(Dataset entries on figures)

##########

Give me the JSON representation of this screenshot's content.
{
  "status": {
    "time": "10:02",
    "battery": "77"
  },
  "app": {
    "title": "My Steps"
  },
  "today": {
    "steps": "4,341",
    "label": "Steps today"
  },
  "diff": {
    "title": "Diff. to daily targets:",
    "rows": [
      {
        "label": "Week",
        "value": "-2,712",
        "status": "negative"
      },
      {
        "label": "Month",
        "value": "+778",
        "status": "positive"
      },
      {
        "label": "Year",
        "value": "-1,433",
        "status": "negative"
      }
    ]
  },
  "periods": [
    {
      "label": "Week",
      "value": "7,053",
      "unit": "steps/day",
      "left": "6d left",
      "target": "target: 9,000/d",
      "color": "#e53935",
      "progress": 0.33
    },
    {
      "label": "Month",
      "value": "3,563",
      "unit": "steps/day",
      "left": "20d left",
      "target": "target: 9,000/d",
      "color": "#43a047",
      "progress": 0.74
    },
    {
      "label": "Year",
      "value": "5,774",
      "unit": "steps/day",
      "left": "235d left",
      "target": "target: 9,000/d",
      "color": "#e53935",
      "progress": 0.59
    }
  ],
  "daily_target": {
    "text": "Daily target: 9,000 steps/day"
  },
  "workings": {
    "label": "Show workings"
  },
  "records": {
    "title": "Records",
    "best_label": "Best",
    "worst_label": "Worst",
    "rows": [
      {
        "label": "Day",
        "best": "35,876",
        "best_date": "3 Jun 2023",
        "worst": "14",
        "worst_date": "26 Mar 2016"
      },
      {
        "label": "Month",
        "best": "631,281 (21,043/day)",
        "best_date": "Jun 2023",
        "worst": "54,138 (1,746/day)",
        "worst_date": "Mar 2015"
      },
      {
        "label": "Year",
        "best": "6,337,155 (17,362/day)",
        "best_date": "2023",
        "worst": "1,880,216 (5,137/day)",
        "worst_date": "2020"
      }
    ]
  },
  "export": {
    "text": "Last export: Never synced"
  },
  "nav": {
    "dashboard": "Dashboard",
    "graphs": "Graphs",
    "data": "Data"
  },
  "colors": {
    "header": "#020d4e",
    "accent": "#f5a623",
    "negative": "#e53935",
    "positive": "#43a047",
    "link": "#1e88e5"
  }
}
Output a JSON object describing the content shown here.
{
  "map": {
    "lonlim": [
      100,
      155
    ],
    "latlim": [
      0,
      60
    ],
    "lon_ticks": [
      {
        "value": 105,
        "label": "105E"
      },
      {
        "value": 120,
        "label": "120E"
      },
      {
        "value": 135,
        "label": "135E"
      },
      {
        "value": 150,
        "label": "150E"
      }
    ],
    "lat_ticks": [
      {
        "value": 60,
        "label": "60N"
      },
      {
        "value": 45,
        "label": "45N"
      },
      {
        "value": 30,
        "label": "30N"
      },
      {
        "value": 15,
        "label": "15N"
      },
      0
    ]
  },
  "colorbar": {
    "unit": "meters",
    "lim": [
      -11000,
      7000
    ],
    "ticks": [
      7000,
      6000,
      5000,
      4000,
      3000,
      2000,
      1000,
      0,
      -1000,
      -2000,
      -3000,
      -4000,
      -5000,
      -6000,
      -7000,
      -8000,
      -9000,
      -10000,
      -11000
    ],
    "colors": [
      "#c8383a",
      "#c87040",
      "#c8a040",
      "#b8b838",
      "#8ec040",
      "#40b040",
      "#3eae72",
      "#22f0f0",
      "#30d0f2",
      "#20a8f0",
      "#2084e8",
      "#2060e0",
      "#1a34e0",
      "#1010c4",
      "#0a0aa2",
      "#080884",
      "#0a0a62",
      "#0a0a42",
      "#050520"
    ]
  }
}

##########

--- Task prompt ---
Check each line of the records for "export" and copy the ones that contain it.

--- Answer below ---
  "export": {
    "text": "Last export: Never synced"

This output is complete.